◆ **What you are asked to do**
In the entries that follow, how many lines hold the string "kimenet"? Give only that number.

Stored data
+ + + +
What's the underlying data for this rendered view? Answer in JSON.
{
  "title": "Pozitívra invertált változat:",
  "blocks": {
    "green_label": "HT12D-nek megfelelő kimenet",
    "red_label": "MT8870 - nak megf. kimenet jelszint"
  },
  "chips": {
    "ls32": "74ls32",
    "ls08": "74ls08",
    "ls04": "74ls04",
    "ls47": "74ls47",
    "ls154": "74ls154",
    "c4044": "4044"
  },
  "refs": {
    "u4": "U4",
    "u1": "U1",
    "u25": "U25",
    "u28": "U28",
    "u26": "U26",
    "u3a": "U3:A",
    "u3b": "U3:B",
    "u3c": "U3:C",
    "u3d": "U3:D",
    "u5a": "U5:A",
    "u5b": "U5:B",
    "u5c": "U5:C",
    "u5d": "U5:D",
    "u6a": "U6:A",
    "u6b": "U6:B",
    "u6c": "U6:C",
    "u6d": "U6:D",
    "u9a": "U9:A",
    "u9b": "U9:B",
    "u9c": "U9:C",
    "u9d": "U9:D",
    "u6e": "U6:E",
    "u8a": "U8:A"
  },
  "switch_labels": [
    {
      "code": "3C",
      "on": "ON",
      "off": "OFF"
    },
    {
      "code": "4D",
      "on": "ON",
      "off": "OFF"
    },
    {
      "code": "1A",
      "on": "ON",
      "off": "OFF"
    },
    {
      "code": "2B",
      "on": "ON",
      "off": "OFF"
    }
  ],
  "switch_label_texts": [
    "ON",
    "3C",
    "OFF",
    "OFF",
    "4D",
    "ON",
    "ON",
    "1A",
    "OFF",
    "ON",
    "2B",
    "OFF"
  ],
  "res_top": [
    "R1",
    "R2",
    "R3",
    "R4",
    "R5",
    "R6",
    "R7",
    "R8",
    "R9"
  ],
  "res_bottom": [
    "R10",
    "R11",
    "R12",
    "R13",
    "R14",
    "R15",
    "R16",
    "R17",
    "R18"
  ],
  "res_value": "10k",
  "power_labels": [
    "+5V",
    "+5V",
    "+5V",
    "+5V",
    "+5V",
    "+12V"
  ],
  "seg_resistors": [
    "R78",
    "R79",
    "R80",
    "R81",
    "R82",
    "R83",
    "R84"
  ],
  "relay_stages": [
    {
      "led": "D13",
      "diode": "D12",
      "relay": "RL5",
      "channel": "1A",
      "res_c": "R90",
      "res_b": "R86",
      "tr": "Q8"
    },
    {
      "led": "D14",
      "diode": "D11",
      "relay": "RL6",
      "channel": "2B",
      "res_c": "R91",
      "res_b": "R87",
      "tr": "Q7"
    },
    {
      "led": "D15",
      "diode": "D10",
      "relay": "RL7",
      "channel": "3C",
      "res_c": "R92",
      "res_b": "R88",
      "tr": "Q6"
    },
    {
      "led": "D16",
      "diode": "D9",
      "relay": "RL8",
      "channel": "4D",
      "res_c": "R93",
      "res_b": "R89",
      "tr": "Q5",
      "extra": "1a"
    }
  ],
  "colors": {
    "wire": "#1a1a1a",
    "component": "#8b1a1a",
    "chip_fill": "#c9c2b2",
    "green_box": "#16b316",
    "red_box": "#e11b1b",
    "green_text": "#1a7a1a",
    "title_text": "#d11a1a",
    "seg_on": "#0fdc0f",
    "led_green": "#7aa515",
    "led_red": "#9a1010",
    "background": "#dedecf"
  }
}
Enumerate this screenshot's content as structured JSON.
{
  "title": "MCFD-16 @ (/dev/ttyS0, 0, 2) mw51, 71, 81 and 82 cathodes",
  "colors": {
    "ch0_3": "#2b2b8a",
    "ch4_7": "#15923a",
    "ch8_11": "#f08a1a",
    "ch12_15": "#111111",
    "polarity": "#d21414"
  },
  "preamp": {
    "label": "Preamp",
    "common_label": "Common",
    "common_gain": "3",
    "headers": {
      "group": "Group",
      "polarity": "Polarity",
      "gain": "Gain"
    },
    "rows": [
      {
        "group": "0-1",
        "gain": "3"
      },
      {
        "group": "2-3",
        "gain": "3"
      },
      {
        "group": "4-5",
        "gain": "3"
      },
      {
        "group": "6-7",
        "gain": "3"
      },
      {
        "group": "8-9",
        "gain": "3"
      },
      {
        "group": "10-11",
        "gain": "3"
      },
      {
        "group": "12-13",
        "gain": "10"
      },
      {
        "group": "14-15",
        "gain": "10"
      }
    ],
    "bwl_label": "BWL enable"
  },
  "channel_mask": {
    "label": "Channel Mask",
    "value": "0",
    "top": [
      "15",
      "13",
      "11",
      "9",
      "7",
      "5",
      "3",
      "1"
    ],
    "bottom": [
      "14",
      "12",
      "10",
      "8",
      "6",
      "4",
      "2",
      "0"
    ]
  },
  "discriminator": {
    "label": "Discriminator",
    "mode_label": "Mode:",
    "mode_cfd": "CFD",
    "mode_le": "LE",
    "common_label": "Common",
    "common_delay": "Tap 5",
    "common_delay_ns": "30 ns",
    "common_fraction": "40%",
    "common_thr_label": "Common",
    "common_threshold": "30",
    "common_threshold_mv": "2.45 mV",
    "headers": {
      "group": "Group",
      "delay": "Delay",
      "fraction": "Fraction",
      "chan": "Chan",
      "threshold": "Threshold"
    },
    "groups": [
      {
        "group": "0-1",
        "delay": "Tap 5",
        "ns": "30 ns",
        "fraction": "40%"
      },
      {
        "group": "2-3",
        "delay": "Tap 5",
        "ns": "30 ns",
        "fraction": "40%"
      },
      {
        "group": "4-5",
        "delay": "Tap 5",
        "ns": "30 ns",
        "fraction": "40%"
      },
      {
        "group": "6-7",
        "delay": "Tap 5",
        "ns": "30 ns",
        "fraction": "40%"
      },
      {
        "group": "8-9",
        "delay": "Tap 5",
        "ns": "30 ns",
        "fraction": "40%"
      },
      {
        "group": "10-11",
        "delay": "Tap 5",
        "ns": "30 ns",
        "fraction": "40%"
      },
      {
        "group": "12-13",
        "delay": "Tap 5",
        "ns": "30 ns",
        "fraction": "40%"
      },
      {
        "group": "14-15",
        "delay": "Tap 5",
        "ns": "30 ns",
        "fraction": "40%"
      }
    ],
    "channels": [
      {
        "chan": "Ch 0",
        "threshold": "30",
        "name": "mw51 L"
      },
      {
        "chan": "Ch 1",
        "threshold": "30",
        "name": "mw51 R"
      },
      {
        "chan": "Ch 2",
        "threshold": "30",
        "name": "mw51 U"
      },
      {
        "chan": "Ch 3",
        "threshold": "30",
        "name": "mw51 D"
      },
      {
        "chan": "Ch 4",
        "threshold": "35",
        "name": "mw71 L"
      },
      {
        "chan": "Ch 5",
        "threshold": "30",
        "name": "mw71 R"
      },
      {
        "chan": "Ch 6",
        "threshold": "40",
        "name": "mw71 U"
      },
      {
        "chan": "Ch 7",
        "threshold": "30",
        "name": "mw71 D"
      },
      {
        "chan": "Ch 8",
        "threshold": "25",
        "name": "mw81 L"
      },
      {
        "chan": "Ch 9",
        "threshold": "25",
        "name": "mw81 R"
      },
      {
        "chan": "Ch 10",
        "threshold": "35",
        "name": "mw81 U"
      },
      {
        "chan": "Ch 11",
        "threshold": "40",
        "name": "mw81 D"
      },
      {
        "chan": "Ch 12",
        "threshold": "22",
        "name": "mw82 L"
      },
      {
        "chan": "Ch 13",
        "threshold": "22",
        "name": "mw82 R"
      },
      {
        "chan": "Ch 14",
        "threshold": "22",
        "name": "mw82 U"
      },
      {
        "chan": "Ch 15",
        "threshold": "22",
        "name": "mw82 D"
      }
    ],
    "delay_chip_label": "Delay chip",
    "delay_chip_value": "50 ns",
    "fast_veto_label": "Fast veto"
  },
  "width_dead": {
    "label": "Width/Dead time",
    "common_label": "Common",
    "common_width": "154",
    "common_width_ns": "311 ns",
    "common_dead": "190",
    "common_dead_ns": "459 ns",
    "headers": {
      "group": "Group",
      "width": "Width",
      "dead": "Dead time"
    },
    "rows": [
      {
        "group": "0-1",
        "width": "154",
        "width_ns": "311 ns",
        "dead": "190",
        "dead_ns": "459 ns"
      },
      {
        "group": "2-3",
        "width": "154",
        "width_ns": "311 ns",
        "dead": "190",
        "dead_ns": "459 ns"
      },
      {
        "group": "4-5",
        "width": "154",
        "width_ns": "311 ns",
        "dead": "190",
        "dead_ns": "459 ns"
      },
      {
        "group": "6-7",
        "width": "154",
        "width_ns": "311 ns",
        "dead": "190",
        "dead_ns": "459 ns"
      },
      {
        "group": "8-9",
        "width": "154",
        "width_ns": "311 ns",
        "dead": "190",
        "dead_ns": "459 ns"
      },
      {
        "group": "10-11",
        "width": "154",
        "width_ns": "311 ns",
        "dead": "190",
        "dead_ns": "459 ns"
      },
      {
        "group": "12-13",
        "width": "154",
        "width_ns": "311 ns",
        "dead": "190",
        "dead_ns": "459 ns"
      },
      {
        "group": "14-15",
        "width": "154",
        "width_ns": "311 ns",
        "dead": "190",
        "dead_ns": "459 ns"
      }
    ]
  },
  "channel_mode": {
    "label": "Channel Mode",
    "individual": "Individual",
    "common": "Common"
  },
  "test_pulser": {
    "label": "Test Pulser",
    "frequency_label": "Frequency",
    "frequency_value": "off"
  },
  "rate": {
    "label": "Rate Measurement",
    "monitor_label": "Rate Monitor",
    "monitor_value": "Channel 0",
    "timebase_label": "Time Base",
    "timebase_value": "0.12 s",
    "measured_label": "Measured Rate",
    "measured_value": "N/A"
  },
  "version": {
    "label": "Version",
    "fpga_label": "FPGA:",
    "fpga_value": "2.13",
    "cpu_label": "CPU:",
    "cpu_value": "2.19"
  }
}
+ + + +
◆ **Solution for this exercise**
2